Yesterday's test proves only one thing - North Korea doesn't yet have a really workable nuclear warhead. Certainly, nothing that could be effectively carried by a missile to U.S. territory.
Call it a weapon of less-than-mass destruction.
At half a kiloton yield, that was a fizzle -- an incomplete implosion of the nuclear core caused by a faulty design.
Either the device they lit off in a mine shaft yesterday was pathetically inefficient -- achieving a very low yield, only about 1/30 of the 15 kiloton Hiroshima blast (CBS News) -- or, it may not even have been a nuclear explosion, at all. A short freight train filled with TNT would achieve the same results. A few years ago, a NK rail depot was wrecked when a train hauling conventional artillery shells exploded. At first, some suspected a nuclear test.
This shows that the state of NK's nuclear program is actually pretty primative. A low-yield device of this sort could be built at almost any university if they had the plutonium.

**Task instructions**
1) Print the passage on North Korea's nuclear test between "Yesterday's test proves" and "a faulty design.", inclusive.
2) Proceed with the commentary on North Korea's nuclear test, picking up right after its last sentence.

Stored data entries
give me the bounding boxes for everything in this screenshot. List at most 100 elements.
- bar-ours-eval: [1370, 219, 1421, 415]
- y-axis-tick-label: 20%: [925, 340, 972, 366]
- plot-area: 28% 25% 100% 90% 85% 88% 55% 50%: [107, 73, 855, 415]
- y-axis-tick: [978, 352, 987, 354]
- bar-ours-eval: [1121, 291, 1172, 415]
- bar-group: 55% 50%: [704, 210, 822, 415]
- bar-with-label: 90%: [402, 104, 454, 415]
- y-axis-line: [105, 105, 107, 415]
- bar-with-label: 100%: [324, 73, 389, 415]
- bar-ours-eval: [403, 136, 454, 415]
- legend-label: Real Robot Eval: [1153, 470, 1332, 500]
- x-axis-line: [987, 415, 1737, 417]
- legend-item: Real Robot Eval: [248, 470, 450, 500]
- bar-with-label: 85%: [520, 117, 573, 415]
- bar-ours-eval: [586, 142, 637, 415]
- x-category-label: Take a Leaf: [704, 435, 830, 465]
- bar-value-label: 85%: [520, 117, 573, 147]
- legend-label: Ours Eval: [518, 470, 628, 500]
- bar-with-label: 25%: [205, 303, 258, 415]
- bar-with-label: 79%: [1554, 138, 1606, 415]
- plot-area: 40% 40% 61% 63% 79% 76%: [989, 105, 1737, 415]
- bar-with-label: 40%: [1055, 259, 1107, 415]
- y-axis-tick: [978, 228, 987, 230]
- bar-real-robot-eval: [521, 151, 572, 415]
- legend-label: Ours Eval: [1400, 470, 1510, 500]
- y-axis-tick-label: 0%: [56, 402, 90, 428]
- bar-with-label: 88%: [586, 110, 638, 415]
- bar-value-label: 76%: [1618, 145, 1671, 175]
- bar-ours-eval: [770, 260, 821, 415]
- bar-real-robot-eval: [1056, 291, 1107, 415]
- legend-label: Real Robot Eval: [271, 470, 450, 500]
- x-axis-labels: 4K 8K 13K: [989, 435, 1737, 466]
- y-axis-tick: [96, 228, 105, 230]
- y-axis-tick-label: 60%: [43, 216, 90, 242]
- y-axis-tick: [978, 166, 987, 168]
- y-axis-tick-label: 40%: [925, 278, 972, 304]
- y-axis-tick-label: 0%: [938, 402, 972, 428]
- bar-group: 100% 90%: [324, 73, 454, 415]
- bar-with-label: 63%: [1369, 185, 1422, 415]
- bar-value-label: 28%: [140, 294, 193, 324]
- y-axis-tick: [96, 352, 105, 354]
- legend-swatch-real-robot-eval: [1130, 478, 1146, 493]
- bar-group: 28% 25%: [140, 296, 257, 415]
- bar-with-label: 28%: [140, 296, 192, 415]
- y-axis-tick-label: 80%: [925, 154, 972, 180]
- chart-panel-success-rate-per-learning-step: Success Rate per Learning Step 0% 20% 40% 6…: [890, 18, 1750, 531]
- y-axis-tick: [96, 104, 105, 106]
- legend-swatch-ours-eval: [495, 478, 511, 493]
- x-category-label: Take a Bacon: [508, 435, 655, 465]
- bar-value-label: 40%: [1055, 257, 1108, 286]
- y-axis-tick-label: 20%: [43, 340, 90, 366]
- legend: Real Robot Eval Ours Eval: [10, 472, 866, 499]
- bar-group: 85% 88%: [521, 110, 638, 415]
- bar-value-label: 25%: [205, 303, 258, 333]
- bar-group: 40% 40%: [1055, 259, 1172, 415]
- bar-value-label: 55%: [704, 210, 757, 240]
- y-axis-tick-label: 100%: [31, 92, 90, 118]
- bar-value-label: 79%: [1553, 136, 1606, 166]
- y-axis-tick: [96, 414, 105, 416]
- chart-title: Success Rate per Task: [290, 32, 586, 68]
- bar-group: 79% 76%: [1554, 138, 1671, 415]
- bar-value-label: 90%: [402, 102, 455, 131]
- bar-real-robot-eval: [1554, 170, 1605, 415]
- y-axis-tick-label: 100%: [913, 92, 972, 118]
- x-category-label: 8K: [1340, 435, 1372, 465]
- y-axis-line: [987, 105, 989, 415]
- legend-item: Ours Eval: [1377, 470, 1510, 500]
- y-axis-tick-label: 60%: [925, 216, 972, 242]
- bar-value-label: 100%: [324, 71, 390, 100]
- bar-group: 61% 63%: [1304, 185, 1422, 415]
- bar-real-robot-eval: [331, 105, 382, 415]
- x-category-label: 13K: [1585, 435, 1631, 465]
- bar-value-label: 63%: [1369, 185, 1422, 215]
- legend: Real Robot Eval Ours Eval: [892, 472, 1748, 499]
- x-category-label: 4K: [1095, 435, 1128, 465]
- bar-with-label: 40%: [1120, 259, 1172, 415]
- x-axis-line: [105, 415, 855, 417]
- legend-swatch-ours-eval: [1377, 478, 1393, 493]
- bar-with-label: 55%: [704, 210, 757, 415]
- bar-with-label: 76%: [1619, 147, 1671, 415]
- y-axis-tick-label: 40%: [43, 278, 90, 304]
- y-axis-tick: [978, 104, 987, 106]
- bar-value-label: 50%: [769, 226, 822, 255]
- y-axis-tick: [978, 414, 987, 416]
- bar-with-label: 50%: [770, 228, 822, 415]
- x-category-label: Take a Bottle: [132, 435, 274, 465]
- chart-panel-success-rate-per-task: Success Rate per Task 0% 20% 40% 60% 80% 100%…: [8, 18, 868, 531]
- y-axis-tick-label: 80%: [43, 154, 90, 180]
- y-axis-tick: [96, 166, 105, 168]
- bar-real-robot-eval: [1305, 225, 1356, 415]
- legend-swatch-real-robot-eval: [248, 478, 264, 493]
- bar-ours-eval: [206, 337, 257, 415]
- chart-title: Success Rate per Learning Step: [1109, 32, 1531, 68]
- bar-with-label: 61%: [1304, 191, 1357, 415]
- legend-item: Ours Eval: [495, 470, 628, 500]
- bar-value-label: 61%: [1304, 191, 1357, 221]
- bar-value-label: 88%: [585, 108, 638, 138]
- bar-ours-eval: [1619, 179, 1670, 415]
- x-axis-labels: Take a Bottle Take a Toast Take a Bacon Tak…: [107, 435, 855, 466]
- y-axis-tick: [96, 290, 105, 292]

**Exercise results**
1)
Yesterday's test proves only one thing - North Korea doesn't yet have a really workable nuclear warhead. Certainly, nothing that could be effectively carried by a missile to U.S. territory.
Call it a weapon of less-than-mass destruction.
At half a kiloton yield, that was a fizzle -- an incomplete implosion of the nuclear core caused by a faulty design.

2)
I wouldn't sleep very well if I were the head of their nuclear design team.
We won't know what the source of the blast was until a western laboratory "sniffs" some vented radioactive materials from an airborne sample.
One way or the other, that wasn't a very impressive entry into the nuclear club.
This isn't the Cuban Missile Crisis -- the Russians had thousands of H-bombs, some as large as 50 megatonnes - don't let them stampede you into believing that this is an existential crisis, unless the Bush Administration turns it into one.
It's more of a display of bad judgment, a gift from one twisted dynastic son to another.